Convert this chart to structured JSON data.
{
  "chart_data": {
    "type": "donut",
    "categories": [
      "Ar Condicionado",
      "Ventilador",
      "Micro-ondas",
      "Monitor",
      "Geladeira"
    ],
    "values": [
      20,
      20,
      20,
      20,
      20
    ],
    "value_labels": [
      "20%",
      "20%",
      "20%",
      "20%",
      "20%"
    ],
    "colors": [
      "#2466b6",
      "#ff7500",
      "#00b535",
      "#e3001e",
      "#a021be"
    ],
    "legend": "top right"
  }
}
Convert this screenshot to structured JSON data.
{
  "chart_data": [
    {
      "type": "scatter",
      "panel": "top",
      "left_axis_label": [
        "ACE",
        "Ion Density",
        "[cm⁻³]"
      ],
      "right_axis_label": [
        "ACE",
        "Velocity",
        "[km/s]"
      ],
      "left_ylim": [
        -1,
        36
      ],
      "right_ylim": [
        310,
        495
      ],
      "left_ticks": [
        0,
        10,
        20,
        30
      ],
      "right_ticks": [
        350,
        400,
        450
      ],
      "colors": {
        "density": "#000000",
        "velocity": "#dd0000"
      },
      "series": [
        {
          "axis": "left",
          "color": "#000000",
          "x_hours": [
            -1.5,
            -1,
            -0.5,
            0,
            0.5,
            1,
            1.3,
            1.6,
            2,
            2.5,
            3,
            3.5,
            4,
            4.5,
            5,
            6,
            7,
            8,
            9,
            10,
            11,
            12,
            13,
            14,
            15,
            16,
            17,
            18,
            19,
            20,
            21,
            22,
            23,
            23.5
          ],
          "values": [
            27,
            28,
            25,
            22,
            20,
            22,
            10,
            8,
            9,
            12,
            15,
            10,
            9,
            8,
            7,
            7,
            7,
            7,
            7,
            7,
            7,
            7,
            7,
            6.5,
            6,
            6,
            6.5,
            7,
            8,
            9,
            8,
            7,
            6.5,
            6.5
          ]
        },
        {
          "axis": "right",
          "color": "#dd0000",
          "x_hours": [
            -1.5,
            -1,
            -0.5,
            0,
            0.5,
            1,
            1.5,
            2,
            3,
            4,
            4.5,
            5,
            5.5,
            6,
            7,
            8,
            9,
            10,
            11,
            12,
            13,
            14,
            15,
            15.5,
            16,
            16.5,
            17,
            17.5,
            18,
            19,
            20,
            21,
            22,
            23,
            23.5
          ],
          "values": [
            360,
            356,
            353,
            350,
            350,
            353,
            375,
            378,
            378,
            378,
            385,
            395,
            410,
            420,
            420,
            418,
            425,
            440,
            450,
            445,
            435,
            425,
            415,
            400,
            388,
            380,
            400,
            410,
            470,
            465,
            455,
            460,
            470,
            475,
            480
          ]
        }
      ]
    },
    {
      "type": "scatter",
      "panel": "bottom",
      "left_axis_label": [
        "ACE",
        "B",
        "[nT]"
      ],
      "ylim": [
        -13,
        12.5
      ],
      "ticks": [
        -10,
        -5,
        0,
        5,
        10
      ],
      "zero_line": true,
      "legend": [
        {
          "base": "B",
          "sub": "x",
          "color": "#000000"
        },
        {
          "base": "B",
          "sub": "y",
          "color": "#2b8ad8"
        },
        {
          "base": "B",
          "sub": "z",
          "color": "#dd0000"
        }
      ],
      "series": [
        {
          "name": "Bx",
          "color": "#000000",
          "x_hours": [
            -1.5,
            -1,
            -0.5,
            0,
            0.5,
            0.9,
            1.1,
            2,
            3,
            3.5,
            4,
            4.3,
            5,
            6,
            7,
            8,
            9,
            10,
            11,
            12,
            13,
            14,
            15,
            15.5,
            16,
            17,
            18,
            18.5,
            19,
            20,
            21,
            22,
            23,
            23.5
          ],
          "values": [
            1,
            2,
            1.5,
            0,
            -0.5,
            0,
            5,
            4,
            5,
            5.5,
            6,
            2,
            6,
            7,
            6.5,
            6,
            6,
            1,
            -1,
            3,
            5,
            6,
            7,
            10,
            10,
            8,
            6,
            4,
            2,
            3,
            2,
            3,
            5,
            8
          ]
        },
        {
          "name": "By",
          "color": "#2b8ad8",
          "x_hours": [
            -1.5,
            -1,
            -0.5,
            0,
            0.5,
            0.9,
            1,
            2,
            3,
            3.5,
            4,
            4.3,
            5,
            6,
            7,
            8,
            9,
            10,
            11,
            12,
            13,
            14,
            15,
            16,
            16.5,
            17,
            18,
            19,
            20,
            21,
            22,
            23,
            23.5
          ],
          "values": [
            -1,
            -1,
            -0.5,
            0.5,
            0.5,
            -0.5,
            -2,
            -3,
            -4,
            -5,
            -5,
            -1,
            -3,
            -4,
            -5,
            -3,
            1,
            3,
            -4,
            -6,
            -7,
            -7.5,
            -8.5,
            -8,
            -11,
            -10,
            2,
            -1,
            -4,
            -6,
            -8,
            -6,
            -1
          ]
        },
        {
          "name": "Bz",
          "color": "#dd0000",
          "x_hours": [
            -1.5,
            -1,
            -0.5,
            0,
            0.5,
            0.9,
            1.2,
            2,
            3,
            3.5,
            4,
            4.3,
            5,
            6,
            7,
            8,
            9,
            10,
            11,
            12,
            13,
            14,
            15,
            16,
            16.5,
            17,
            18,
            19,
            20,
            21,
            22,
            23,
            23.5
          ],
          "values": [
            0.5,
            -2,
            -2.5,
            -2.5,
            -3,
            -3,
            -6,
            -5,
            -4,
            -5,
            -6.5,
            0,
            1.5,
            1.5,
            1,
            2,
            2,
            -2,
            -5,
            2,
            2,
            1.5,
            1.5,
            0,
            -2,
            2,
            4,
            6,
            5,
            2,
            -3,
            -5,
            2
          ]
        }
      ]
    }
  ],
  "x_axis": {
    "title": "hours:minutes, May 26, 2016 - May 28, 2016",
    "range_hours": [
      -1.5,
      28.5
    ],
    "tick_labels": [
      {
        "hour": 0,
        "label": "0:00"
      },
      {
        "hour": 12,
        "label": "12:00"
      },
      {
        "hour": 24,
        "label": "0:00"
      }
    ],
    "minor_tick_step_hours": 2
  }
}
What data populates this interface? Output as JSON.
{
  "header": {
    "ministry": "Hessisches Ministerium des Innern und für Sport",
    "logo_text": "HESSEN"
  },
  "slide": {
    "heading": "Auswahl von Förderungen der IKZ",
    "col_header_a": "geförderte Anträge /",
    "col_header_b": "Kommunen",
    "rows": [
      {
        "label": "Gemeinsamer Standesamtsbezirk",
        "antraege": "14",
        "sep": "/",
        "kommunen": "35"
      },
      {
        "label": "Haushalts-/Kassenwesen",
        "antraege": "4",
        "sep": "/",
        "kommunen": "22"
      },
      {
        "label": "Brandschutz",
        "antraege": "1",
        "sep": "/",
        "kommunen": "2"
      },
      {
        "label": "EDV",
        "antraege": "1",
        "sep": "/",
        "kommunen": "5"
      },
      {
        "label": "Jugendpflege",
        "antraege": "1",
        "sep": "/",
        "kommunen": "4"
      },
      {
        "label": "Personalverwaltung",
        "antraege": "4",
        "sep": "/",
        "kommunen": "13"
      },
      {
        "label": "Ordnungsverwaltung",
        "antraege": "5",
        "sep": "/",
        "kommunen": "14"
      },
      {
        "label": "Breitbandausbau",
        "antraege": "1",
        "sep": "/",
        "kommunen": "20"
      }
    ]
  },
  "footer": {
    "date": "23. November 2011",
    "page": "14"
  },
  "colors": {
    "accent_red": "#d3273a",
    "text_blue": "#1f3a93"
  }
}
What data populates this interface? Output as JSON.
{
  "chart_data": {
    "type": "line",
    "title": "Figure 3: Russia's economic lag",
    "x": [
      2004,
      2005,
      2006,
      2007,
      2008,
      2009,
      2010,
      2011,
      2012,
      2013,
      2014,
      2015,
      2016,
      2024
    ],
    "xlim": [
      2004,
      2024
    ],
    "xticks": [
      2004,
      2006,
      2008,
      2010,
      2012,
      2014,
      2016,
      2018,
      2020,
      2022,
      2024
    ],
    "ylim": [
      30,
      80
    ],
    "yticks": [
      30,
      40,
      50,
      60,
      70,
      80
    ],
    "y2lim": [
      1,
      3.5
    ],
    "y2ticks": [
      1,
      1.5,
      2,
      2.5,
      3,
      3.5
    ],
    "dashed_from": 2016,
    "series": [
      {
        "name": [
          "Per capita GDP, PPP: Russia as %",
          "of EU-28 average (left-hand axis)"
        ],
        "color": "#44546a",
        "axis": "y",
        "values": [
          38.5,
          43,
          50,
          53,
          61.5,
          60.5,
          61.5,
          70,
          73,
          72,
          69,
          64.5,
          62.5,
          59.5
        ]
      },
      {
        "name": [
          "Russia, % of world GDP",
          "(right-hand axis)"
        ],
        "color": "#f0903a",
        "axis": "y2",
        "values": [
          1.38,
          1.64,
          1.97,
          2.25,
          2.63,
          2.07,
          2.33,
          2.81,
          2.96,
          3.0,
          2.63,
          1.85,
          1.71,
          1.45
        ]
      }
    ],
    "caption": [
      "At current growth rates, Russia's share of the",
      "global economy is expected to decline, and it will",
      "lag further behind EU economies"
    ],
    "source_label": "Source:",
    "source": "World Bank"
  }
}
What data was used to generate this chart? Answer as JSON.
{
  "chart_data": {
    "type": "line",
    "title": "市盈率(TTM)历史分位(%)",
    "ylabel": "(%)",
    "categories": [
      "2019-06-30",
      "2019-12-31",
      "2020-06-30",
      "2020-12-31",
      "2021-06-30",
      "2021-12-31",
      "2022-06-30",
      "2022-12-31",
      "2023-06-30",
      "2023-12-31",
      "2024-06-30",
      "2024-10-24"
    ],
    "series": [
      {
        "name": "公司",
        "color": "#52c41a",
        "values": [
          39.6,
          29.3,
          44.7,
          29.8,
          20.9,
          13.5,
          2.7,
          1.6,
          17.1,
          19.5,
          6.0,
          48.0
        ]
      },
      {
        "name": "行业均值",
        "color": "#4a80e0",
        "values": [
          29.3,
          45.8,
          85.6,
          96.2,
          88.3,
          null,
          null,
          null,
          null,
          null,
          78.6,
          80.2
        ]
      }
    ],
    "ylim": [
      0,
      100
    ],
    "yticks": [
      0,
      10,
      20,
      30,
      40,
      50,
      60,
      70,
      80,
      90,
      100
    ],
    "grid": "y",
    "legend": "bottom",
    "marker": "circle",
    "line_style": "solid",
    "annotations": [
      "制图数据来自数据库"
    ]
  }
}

WORK TO BE COMPLETED → Check every line of the data, and copy the ones that contain "legend".

RESPONSE FOR THIS EXERCISE →
    "legend": "top right"
      "legend": [
    "legend": "bottom",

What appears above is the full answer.